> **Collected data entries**

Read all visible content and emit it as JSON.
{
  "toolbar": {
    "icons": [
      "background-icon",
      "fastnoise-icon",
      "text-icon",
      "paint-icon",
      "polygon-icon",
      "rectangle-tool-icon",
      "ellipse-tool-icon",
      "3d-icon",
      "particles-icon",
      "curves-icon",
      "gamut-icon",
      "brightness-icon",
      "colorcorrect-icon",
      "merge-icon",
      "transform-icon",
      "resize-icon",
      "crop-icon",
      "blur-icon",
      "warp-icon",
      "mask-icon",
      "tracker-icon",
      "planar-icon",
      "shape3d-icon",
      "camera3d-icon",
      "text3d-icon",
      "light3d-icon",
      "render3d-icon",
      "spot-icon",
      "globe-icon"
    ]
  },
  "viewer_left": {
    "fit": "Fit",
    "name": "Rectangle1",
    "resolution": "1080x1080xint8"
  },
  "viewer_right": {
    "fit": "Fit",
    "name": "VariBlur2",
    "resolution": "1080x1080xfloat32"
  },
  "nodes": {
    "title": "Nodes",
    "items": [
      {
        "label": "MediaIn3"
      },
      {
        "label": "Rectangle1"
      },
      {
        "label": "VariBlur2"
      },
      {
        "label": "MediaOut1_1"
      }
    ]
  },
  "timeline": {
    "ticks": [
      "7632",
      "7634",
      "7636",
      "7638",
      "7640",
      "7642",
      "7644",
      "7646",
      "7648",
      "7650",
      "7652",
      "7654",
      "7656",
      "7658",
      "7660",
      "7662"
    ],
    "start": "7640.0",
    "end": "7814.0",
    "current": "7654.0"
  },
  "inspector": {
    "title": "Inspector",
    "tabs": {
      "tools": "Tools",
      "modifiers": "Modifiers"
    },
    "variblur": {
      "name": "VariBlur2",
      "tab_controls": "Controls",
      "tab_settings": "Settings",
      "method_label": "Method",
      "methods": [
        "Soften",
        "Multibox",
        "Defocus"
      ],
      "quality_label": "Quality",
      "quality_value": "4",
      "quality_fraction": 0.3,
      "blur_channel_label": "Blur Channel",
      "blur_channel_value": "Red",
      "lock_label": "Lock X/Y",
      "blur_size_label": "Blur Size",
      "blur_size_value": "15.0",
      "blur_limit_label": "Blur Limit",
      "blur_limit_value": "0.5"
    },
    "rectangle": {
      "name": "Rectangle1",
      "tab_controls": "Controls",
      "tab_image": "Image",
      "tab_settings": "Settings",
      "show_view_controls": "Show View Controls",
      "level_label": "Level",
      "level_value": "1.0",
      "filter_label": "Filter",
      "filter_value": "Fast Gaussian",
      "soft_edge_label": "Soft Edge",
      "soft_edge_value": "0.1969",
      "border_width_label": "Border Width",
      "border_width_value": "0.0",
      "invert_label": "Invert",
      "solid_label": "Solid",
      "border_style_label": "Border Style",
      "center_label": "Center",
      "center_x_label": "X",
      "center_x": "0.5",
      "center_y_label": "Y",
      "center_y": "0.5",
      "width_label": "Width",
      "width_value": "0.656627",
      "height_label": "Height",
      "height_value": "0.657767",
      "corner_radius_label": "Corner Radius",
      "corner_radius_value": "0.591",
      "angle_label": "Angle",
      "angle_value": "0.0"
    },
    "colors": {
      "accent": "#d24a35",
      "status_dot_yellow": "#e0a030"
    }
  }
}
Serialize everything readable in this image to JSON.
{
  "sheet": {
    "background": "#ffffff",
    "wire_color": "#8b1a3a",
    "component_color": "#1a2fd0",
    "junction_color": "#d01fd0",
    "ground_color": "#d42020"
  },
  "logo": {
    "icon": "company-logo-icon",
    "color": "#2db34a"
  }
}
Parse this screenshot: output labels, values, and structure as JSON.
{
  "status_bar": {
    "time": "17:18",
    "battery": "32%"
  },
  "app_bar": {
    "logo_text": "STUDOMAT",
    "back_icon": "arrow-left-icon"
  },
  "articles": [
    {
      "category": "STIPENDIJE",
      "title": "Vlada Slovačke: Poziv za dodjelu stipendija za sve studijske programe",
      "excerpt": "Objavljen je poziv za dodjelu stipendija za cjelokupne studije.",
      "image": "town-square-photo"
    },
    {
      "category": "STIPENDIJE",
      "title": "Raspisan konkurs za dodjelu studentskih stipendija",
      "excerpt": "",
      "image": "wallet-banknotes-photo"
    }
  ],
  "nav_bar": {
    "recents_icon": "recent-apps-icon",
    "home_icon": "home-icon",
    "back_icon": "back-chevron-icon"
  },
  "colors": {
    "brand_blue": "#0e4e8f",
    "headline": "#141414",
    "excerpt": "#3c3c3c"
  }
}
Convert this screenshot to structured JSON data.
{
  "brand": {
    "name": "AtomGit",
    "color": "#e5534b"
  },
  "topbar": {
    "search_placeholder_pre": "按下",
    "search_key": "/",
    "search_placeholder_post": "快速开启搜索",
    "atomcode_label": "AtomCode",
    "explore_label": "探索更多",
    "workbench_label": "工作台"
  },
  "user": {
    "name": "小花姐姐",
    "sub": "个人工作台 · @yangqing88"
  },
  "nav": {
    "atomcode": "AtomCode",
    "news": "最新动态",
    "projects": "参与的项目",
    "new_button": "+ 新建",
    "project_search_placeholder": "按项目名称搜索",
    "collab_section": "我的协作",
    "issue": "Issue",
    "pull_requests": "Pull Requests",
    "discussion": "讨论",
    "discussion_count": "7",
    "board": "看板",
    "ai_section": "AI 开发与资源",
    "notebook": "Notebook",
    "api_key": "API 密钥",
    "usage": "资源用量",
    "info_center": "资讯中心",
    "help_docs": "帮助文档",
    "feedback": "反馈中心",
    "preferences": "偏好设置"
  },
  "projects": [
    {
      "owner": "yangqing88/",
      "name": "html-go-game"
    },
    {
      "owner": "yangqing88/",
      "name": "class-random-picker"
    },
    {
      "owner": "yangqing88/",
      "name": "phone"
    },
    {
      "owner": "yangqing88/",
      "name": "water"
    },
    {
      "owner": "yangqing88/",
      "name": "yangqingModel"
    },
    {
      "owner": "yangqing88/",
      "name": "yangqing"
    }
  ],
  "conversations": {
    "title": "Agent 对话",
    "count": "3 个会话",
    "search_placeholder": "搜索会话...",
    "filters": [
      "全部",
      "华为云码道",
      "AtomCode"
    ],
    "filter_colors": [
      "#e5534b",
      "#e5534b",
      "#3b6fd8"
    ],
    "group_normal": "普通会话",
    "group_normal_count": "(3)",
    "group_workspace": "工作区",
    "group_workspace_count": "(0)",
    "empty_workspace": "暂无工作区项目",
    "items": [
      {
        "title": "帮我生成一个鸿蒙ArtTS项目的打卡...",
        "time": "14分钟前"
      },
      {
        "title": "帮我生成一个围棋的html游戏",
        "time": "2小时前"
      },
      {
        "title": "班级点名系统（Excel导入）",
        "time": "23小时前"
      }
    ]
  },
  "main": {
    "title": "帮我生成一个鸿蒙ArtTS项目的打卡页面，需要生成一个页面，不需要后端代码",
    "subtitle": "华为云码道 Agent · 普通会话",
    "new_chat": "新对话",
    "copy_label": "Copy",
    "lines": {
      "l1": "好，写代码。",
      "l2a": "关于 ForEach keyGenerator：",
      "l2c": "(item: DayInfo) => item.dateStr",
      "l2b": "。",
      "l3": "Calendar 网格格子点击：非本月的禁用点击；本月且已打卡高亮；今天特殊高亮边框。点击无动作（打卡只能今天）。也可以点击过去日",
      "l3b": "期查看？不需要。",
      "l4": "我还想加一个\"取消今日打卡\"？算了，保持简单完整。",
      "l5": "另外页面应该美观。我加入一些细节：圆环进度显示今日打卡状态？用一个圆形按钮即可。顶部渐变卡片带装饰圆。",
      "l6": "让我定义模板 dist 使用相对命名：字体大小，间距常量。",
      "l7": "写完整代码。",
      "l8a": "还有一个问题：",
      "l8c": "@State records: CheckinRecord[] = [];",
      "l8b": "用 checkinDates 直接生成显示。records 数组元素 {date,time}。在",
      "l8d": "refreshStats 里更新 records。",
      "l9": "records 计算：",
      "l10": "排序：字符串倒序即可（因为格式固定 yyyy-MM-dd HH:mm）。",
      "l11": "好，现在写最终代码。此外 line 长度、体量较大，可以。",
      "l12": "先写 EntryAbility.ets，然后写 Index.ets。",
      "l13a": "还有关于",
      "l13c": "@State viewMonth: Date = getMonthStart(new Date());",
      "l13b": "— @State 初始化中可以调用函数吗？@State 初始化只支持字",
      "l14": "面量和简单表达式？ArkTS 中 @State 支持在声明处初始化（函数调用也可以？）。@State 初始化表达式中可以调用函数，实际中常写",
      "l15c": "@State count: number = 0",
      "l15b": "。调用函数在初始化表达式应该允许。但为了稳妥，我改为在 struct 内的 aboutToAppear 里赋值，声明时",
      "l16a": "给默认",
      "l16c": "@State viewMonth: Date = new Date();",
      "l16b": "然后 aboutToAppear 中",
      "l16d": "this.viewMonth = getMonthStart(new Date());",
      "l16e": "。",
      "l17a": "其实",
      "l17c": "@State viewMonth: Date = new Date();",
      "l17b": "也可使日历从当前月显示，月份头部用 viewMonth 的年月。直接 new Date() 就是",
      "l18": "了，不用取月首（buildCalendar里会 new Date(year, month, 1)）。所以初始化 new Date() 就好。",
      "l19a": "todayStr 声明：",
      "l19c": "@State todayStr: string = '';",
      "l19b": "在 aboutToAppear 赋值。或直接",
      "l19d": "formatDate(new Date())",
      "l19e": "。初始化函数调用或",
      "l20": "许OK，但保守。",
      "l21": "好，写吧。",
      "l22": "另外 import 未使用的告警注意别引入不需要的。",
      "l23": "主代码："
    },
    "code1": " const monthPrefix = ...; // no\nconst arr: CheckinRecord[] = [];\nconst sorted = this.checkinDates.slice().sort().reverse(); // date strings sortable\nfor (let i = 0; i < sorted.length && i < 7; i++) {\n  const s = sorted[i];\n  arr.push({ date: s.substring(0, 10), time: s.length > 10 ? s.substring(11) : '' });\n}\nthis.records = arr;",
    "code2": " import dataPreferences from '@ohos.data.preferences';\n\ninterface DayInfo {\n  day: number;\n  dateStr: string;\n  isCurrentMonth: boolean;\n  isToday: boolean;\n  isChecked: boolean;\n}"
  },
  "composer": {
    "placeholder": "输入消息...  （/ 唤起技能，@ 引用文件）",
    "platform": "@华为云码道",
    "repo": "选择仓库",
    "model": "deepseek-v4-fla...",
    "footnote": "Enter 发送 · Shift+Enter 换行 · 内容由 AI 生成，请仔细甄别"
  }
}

> **What the task asks**
Find each line holding the string "name" and copy it out.

> **Solution to this exercise**
    "name": "Rectangle1",
    "name": "VariBlur2",
      "name": "VariBlur2",
      "name": "Rectangle1",
    "name": "AtomGit",
    "name": "小花姐姐",
      "name": "html-go-game"
      "name": "class-random-picker"
      "name": "phone"
      "name": "water"
      "name": "yangqingModel"
      "name": "yangqing"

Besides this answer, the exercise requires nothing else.